··· MATERIAL PROVIDED ···

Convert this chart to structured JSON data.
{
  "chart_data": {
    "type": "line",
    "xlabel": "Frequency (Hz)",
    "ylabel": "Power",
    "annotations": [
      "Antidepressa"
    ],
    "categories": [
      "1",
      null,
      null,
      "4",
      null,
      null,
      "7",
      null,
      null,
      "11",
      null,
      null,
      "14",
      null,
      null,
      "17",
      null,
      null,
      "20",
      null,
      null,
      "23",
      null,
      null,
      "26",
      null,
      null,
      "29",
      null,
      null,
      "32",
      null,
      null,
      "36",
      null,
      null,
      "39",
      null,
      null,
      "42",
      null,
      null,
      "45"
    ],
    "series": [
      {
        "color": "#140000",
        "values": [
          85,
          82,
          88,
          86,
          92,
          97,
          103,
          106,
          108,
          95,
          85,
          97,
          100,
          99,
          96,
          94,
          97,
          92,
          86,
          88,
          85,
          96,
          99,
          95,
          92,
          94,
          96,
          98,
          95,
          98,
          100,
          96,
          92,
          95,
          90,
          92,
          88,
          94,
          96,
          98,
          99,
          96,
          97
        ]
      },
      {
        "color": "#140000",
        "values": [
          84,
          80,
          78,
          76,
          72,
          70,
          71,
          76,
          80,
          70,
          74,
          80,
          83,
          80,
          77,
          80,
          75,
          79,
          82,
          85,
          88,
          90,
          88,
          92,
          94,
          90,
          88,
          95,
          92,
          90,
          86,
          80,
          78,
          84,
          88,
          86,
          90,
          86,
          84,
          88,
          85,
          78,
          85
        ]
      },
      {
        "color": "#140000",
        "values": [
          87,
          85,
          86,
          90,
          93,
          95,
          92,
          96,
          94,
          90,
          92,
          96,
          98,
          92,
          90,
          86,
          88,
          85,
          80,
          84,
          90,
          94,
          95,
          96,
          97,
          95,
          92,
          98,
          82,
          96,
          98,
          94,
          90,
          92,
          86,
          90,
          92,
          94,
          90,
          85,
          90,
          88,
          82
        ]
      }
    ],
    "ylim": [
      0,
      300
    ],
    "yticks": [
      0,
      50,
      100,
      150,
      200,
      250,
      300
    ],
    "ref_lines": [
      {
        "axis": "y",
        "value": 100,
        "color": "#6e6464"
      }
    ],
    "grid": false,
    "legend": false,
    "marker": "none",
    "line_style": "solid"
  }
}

···

_WORK INSTRUCTIONS_.
Repeat the entries above exactly, leaving nothing out.

_CORRECT OUTPUT_.
Convert this chart to structured JSON data.
{
  "chart_data": {
    "type": "line",
    "xlabel": "Frequency (Hz)",
    "ylabel": "Power",
    "annotations": [
      "Antidepressa"
    ],
    "categories": [
      "1",
      null,
      null,
      "4",
      null,
      null,
      "7",
      null,
      null,
      "11",
      null,
      null,
      "14",
      null,
      null,
      "17",
      null,
      null,
      "20",
      null,
      null,
      "23",
      null,
      null,
      "26",
      null,
      null,
      "29",
      null,
      null,
      "32",
      null,
      null,
      "36",
      null,
      null,
      "39",
      null,
      null,
      "42",
      null,
      null,
      "45"
    ],
    "series": [
      {
        "color": "#140000",
        "values": [
          85,
          82,
          88,
          86,
          92,
          97,
          103,
          106,
          108,
          95,
          85,
          97,
          100,
          99,
          96,
          94,
          97,
          92,
          86,
          88,
          85,
          96,
          99,
          95,
          92,
          94,
          96,
          98,
          95,
          98,
          100,
          96,
          92,
          95,
          90,
          92,
          88,
          94,
          96,
          98,
          99,
          96,
          97
        ]
      },
      {
        "color": "#140000",
        "values": [
          84,
          80,
          78,
          76,
          72,
          70,
          71,
          76,
          80,
          70,
          74,
          80,
          83,
          80,
          77,
          80,
          75,
          79,
          82,
          85,
          88,
          90,
          88,
          92,
          94,
          90,
          88,
          95,
          92,
          90,
          86,
          80,
          78,
          84,
          88,
          86,
          90,
          86,
          84,
          88,
          85,
          78,
          85
        ]
      },
      {
        "color": "#140000",
        "values": [
          87,
          85,
          86,
          90,
          93,
          95,
          92,
          96,
          94,
          90,
          92,
          96,
          98,
          92,
          90,
          86,
          88,
          85,
          80,
          84,
          90,
          94,
          95,
          96,
          97,
          95,
          92,
          98,
          82,
          96,
          98,
          94,
          90,
          92,
          86,
          90,
          92,
          94,
          90,
          85,
          90,
          88,
          82
        ]
      }
    ],
    "ylim": [
      0,
      300
    ],
    "yticks": [
      0,
      50,
      100,
      150,
      200,
      250,
      300
    ],
    "ref_lines": [
      {
        "axis": "y",
        "value": 100,
        "color": "#6e6464"
      }
    ],
    "grid": false,
    "legend": false,
    "marker": "none",
    "line_style": "solid"
  }
}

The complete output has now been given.